** start ITEMS **

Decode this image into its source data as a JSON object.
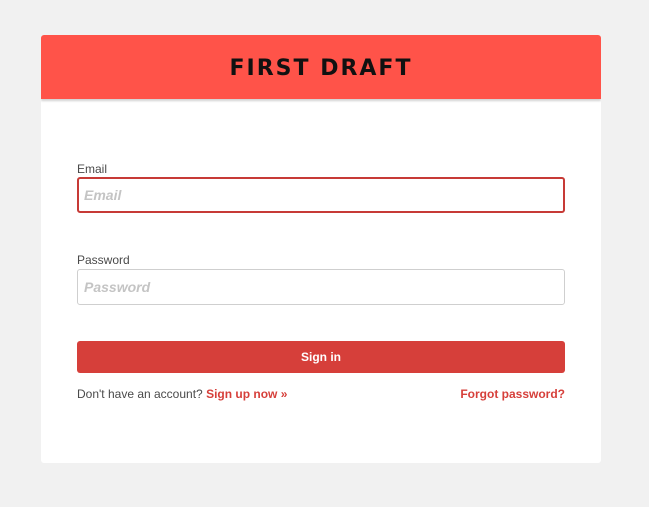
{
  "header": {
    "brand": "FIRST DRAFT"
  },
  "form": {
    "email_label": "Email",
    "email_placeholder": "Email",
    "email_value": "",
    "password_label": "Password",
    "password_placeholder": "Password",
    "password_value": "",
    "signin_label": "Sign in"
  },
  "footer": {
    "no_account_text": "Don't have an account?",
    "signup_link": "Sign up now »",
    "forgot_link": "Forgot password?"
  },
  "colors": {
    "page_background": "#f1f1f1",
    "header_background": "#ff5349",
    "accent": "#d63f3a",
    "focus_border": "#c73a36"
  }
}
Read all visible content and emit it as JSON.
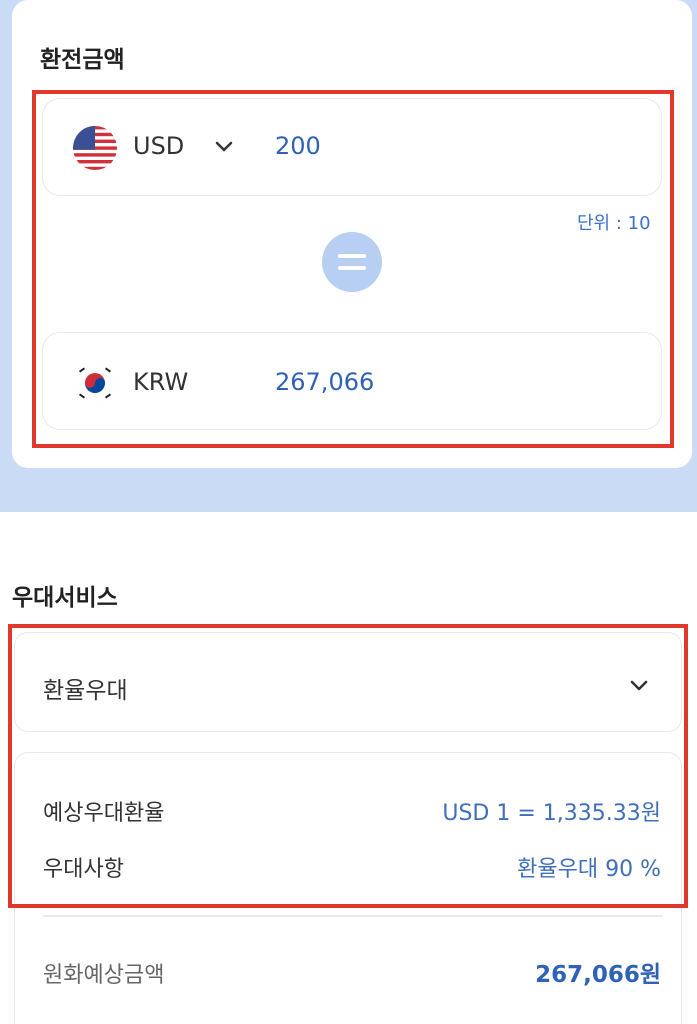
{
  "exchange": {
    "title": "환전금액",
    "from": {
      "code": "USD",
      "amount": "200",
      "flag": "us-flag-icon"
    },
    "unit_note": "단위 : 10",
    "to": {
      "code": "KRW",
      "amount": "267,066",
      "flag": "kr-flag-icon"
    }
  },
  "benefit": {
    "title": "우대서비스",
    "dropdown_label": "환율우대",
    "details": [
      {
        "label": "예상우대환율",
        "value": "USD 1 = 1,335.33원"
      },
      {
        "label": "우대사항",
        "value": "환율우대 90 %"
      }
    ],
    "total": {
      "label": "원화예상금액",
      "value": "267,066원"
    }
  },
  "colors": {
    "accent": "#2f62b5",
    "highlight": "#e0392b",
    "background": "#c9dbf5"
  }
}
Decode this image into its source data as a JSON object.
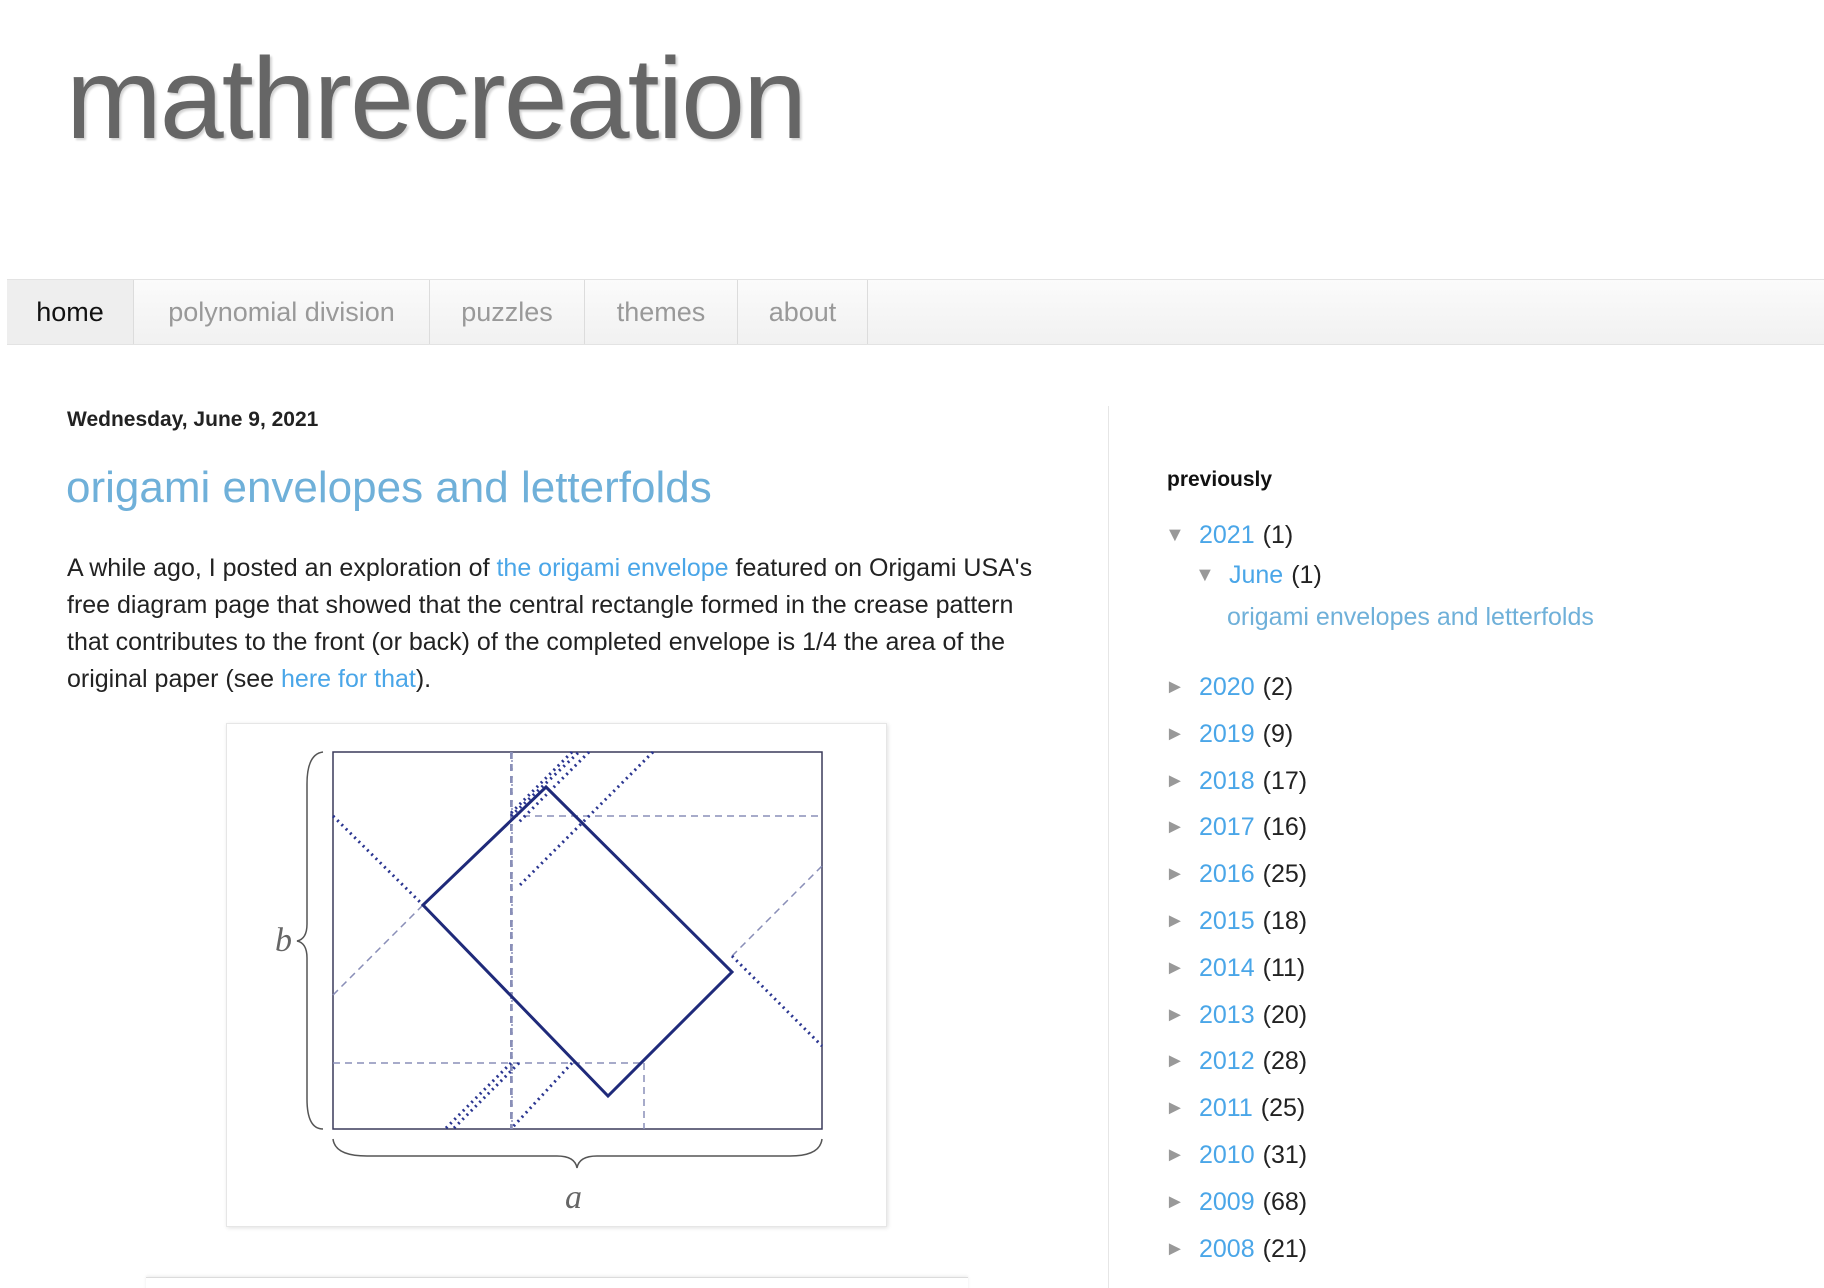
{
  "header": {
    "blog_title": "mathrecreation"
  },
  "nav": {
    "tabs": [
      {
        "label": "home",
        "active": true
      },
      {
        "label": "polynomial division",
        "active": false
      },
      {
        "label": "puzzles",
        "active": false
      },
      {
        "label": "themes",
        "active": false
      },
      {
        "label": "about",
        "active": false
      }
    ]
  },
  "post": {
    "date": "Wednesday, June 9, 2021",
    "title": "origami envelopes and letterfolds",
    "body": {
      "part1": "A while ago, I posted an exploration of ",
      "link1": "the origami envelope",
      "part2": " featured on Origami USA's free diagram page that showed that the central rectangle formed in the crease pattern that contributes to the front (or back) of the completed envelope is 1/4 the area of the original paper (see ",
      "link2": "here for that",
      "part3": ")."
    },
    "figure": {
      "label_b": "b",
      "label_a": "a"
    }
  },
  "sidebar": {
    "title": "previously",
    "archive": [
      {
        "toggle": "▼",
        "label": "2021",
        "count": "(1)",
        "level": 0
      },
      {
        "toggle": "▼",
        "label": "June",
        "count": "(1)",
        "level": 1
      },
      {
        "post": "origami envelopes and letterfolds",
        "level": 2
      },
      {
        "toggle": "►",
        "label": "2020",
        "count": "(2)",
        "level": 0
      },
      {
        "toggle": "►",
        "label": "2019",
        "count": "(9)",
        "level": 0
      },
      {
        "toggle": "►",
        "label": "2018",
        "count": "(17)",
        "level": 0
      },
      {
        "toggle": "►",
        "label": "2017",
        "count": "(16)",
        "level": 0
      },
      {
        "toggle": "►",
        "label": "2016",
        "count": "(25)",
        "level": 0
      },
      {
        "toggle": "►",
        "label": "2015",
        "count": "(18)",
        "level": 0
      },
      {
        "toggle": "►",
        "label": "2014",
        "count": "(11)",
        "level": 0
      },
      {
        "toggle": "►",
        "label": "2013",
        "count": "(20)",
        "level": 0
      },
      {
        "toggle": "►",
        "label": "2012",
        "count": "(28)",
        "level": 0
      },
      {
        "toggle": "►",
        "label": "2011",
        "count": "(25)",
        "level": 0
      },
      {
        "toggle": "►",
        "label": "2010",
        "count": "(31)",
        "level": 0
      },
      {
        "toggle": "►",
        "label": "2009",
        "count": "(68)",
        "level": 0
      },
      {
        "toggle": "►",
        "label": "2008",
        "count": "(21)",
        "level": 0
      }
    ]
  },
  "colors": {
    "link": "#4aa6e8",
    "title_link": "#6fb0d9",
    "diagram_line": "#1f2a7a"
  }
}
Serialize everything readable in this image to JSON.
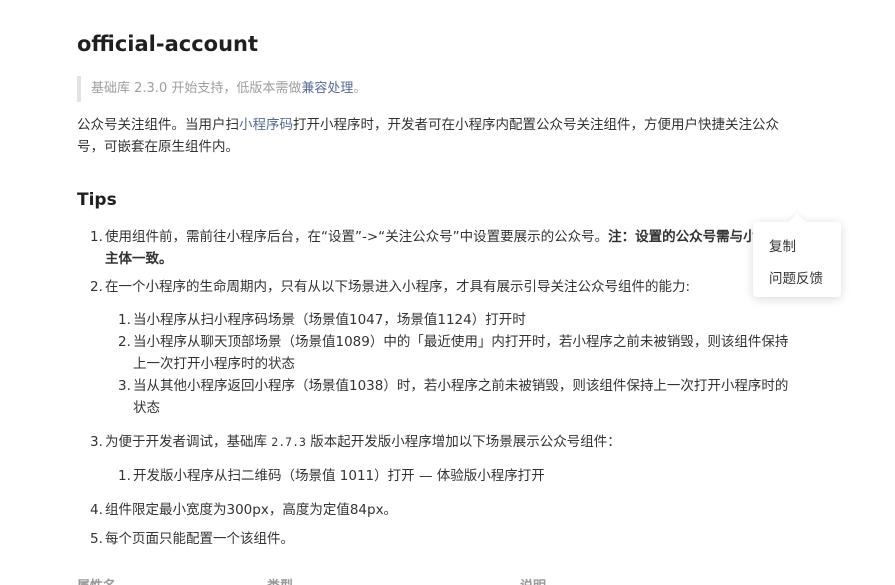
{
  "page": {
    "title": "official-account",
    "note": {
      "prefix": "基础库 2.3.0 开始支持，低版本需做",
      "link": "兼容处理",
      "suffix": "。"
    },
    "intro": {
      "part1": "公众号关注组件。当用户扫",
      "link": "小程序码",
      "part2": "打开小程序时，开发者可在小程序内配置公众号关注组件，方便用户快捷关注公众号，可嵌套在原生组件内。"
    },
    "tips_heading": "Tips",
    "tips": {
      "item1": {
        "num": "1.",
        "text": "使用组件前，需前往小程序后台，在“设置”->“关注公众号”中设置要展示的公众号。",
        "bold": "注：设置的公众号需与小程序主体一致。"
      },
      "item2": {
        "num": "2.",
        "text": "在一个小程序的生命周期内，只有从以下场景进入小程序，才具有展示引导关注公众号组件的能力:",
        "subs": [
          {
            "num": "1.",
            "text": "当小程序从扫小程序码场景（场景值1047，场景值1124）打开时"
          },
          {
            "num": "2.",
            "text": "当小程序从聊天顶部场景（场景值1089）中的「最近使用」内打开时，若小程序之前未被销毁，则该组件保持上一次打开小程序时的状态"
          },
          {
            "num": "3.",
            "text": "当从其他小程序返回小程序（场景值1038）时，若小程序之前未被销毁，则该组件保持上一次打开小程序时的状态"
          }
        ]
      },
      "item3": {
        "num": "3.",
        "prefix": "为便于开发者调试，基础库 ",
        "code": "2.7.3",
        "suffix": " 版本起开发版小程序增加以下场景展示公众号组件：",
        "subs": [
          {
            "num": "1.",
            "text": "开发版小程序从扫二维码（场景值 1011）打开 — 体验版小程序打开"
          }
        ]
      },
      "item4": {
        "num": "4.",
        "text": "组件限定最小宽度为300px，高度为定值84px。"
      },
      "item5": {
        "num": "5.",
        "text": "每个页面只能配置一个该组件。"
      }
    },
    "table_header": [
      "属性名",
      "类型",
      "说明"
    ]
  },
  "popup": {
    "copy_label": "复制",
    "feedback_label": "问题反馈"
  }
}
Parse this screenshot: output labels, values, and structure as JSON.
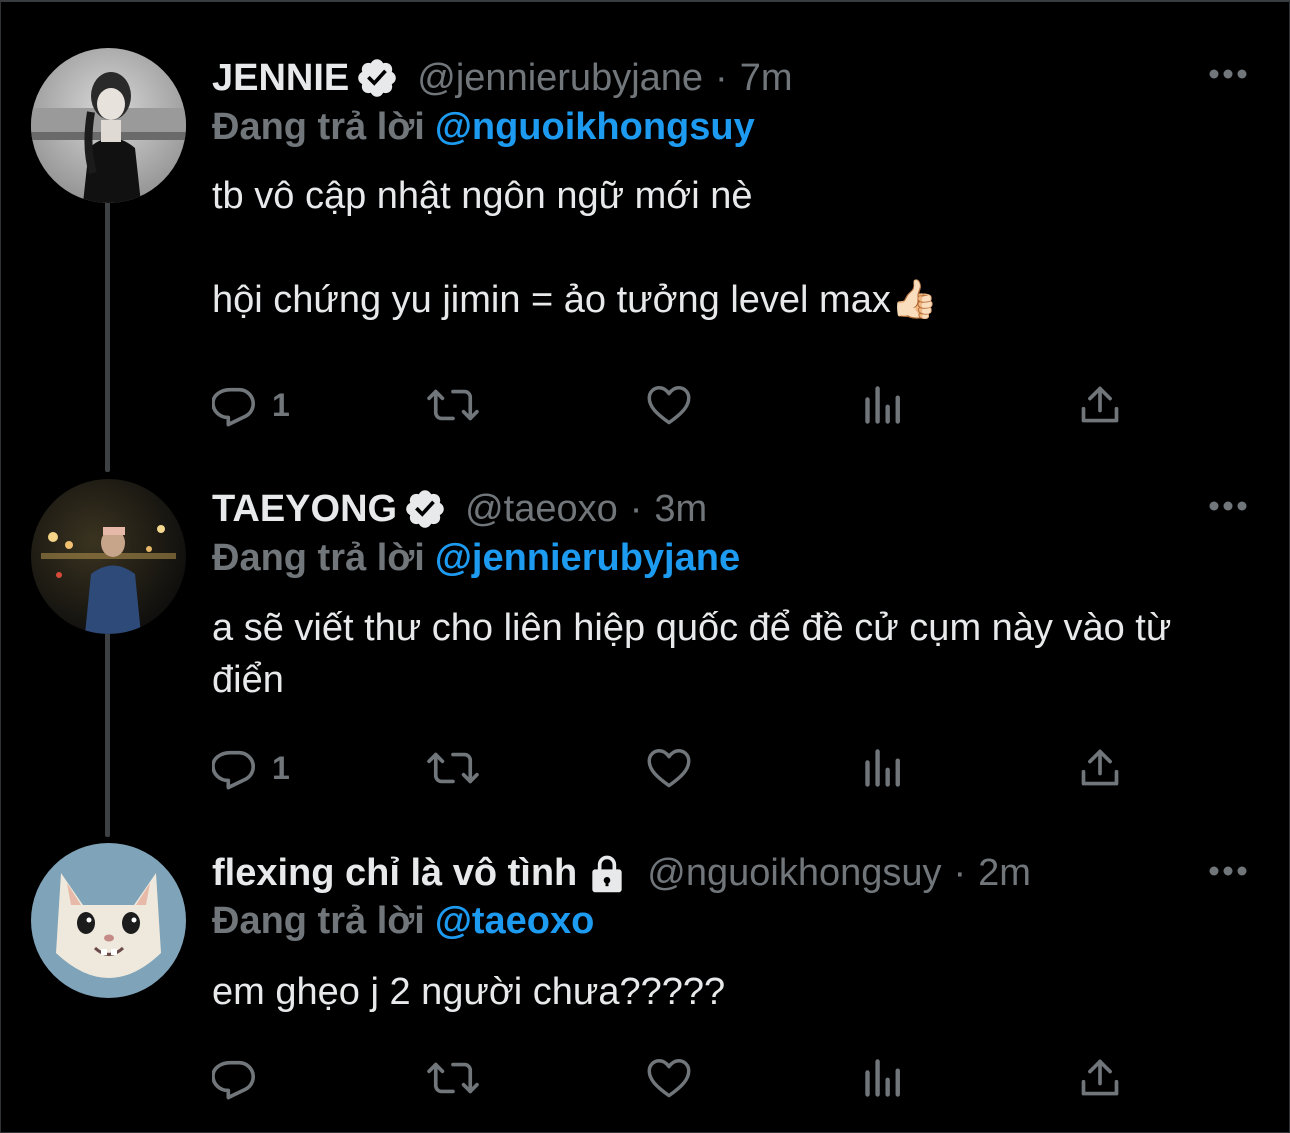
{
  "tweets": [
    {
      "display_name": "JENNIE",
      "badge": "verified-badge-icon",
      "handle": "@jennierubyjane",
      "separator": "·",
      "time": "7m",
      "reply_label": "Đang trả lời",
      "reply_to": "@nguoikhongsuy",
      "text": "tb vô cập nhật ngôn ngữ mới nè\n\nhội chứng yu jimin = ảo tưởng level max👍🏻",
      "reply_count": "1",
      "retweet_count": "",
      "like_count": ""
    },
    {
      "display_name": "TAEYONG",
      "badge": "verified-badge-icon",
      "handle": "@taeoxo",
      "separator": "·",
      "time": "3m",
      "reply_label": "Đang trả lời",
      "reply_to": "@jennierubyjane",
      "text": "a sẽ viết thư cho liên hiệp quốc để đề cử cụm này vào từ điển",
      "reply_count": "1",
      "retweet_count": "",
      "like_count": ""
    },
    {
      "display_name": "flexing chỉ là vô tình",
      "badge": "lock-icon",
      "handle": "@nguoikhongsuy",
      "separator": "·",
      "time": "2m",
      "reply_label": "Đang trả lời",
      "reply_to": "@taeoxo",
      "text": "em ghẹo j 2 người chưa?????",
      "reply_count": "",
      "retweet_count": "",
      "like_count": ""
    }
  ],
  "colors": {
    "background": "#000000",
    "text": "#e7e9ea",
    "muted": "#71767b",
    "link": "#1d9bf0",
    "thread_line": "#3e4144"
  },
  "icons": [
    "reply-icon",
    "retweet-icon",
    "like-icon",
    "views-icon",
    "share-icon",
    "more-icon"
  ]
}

** end ITEMS **

§ **JOB**
Leave out every picture and copy verbatim the lines running from the line containing "Parse this screenshot: output" through the final line of the data.

§ **OUTPUT FOR THIS EXERCISE**
Parse this screenshot: output labels, values, and structure as JSON.
{
  "tweets": [
    {
      "display_name": "JENNIE",
      "badge": "verified-badge-icon",
      "handle": "@jennierubyjane",
      "separator": "·",
      "time": "7m",
      "reply_label": "Đang trả lời",
      "reply_to": "@nguoikhongsuy",
      "text": "tb vô cập nhật ngôn ngữ mới nè\n\nhội chứng yu jimin = ảo tưởng level max👍🏻",
      "reply_count": "1",
      "retweet_count": "",
      "like_count": ""
    },
    {
      "display_name": "TAEYONG",
      "badge": "verified-badge-icon",
      "handle": "@taeoxo",
      "separator": "·",
      "time": "3m",
      "reply_label": "Đang trả lời",
      "reply_to": "@jennierubyjane",
      "text": "a sẽ viết thư cho liên hiệp quốc để đề cử cụm này vào từ điển",
      "reply_count": "1",
      "retweet_count": "",
      "like_count": ""
    },
    {
      "display_name": "flexing chỉ là vô tình",
      "badge": "lock-icon",
      "handle": "@nguoikhongsuy",
      "separator": "·",
      "time": "2m",
      "reply_label": "Đang trả lời",
      "reply_to": "@taeoxo",
      "text": "em ghẹo j 2 người chưa?????",
      "reply_count": "",
      "retweet_count": "",
      "like_count": ""
    }
  ],
  "colors": {
    "background": "#000000",
    "text": "#e7e9ea",
    "muted": "#71767b",
    "link": "#1d9bf0",
    "thread_line": "#3e4144"
  },
  "icons": [
    "reply-icon",
    "retweet-icon",
    "like-icon",
    "views-icon",
    "share-icon",
    "more-icon"
  ]
}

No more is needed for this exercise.